_Requirements_
Give back the full material, exactly as it reads.

Stored records
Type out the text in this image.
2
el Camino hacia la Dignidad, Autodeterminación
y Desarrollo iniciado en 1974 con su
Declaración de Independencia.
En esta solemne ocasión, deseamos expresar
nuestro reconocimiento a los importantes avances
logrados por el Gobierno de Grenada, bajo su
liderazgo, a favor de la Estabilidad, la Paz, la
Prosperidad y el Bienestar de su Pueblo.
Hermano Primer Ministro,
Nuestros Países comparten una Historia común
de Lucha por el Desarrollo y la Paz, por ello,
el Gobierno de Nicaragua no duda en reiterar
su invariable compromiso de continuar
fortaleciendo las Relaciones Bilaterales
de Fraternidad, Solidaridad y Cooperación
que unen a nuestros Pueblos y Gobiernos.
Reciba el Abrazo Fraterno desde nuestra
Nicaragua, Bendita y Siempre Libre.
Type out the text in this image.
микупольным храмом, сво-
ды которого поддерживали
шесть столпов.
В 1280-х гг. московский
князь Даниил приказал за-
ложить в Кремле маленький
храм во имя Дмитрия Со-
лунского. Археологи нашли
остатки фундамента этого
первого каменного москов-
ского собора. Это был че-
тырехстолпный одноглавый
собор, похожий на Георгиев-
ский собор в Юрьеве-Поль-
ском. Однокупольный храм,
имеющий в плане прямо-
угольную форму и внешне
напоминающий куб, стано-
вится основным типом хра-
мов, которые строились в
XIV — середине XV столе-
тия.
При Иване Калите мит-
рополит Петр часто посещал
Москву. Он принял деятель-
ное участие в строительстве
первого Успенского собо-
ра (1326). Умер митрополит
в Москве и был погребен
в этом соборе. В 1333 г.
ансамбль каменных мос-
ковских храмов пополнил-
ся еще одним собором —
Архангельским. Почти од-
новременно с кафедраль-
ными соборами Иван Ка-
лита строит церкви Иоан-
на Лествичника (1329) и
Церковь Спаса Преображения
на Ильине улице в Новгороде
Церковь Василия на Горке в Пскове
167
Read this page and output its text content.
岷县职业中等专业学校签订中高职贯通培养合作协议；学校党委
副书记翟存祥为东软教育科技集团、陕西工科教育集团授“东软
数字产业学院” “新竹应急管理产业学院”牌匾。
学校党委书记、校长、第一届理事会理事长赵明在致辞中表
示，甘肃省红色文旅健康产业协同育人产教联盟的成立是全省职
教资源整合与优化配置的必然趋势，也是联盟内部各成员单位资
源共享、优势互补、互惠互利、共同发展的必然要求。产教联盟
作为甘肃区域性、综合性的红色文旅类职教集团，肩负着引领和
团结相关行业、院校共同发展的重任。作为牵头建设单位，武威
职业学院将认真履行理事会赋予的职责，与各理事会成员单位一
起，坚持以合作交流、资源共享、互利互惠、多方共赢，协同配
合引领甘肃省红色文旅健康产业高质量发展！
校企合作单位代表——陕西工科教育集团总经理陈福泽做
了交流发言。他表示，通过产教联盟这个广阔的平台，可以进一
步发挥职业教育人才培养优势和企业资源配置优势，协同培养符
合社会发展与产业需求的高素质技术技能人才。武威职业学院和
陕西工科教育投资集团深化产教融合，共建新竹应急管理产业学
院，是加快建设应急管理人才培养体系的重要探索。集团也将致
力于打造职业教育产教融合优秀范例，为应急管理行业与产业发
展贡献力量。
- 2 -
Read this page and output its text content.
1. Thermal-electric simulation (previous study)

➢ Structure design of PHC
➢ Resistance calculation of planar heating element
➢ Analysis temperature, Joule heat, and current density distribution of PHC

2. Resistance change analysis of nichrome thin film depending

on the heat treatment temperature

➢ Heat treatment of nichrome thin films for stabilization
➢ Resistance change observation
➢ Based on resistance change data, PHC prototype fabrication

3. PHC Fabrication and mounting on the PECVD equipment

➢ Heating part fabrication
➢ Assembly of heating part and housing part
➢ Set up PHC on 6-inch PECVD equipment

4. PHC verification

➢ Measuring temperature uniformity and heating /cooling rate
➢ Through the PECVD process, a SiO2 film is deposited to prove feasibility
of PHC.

_Task output_
Type out the text in this image.
2
el Camino hacia la Dignidad, Autodeterminación
y Desarrollo iniciado en 1974 con su
Declaración de Independencia.
En esta solemne ocasión, deseamos expresar
nuestro reconocimiento a los importantes avances
logrados por el Gobierno de Grenada, bajo su
liderazgo, a favor de la Estabilidad, la Paz, la
Prosperidad y el Bienestar de su Pueblo.
Hermano Primer Ministro,
Nuestros Países comparten una Historia común
de Lucha por el Desarrollo y la Paz, por ello,
el Gobierno de Nicaragua no duda en reiterar
su invariable compromiso de continuar
fortaleciendo las Relaciones Bilaterales
de Fraternidad, Solidaridad y Cooperación
que unen a nuestros Pueblos y Gobiernos.
Reciba el Abrazo Fraterno desde nuestra
Nicaragua, Bendita y Siempre Libre.
Type out the text in this image.
микупольным храмом, сво-
ды которого поддерживали
шесть столпов.
В 1280-х гг. московский
князь Даниил приказал за-
ложить в Кремле маленький
храм во имя Дмитрия Со-
лунского. Археологи нашли
остатки фундамента этого
первого каменного москов-
ского собора. Это был че-
тырехстолпный одноглавый
собор, похожий на Георгиев-
ский собор в Юрьеве-Поль-
ском. Однокупольный храм,
имеющий в плане прямо-
угольную форму и внешне
напоминающий куб, стано-
вится основным типом хра-
мов, которые строились в
XIV — середине XV столе-
тия.
При Иване Калите мит-
рополит Петр часто посещал
Москву. Он принял деятель-
ное участие в строительстве
первого Успенского собо-
ра (1326). Умер митрополит
в Москве и был погребен
в этом соборе. В 1333 г.
ансамбль каменных мос-
ковских храмов пополнил-
ся еще одним собором —
Архангельским. Почти од-
новременно с кафедраль-
ными соборами Иван Ка-
лита строит церкви Иоан-
на Лествичника (1329) и
Церковь Спаса Преображения
на Ильине улице в Новгороде
Церковь Василия на Горке в Пскове
167
Read this page and output its text content.
岷县职业中等专业学校签订中高职贯通培养合作协议；学校党委
副书记翟存祥为东软教育科技集团、陕西工科教育集团授“东软
数字产业学院” “新竹应急管理产业学院”牌匾。
学校党委书记、校长、第一届理事会理事长赵明在致辞中表
示，甘肃省红色文旅健康产业协同育人产教联盟的成立是全省职
教资源整合与优化配置的必然趋势，也是联盟内部各成员单位资
源共享、优势互补、互惠互利、共同发展的必然要求。产教联盟
作为甘肃区域性、综合性的红色文旅类职教集团，肩负着引领和
团结相关行业、院校共同发展的重任。作为牵头建设单位，武威
职业学院将认真履行理事会赋予的职责，与各理事会成员单位一
起，坚持以合作交流、资源共享、互利互惠、多方共赢，协同配
合引领甘肃省红色文旅健康产业高质量发展！
校企合作单位代表——陕西工科教育集团总经理陈福泽做
了交流发言。他表示，通过产教联盟这个广阔的平台，可以进一
步发挥职业教育人才培养优势和企业资源配置优势，协同培养符
合社会发展与产业需求的高素质技术技能人才。武威职业学院和
陕西工科教育投资集团深化产教融合，共建新竹应急管理产业学
院，是加快建设应急管理人才培养体系的重要探索。集团也将致
力于打造职业教育产教融合优秀范例，为应急管理行业与产业发
展贡献力量。
- 2 -
Read this page and output its text content.
1. Thermal-electric simulation (previous study)

➢ Structure design of PHC
➢ Resistance calculation of planar heating element
➢ Analysis temperature, Joule heat, and current density distribution of PHC

2. Resistance change analysis of nichrome thin film depending

on the heat treatment temperature

➢ Heat treatment of nichrome thin films for stabilization
➢ Resistance change observation
➢ Based on resistance change data, PHC prototype fabrication

3. PHC Fabrication and mounting on the PECVD equipment

➢ Heating part fabrication
➢ Assembly of heating part and housing part
➢ Set up PHC on 6-inch PECVD equipment

4. PHC verification

➢ Measuring temperature uniformity and heating /cooling rate
➢ Through the PECVD process, a SiO2 film is deposited to prove feasibility
of PHC.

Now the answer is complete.